Records from a collection
++++++
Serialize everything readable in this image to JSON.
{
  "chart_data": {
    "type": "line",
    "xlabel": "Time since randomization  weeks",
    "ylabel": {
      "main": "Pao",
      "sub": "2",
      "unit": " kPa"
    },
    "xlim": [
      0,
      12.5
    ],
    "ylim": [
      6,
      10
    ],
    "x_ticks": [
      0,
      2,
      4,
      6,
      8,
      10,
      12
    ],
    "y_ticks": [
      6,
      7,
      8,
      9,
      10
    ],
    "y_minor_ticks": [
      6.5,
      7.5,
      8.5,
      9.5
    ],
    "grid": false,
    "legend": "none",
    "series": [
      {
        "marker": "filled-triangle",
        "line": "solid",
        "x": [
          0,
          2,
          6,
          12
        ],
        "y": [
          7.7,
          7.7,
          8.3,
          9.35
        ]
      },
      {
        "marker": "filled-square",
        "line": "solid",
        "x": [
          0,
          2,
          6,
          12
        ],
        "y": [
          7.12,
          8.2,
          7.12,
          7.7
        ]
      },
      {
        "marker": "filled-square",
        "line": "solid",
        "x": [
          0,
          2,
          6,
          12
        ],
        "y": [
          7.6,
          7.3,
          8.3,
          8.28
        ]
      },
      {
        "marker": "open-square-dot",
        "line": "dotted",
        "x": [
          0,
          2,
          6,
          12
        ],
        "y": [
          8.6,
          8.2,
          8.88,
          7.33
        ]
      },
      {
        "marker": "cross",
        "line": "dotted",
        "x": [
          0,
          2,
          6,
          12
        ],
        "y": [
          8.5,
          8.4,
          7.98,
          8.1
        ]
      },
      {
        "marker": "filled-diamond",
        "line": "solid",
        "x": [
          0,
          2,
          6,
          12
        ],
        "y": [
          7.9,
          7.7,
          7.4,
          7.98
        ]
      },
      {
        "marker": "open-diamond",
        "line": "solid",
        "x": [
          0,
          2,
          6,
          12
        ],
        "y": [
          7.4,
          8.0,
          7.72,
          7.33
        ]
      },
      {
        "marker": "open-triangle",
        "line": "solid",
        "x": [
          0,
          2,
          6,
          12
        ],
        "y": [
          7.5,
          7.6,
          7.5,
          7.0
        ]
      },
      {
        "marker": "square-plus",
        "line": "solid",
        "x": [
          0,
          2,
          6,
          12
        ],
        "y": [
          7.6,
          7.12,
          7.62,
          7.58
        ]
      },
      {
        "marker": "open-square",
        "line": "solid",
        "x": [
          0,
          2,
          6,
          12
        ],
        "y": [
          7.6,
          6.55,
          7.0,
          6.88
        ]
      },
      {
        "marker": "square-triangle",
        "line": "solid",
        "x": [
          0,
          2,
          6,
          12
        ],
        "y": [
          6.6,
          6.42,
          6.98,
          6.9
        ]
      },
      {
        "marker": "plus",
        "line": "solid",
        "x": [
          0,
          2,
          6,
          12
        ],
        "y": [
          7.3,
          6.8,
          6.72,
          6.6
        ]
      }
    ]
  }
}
++++++
» Challenge
Check each line above for "filled" and return the ones that have it.

» Exercise output
        "marker": "filled-triangle",
        "marker": "filled-square",
        "marker": "filled-square",
        "marker": "filled-diamond",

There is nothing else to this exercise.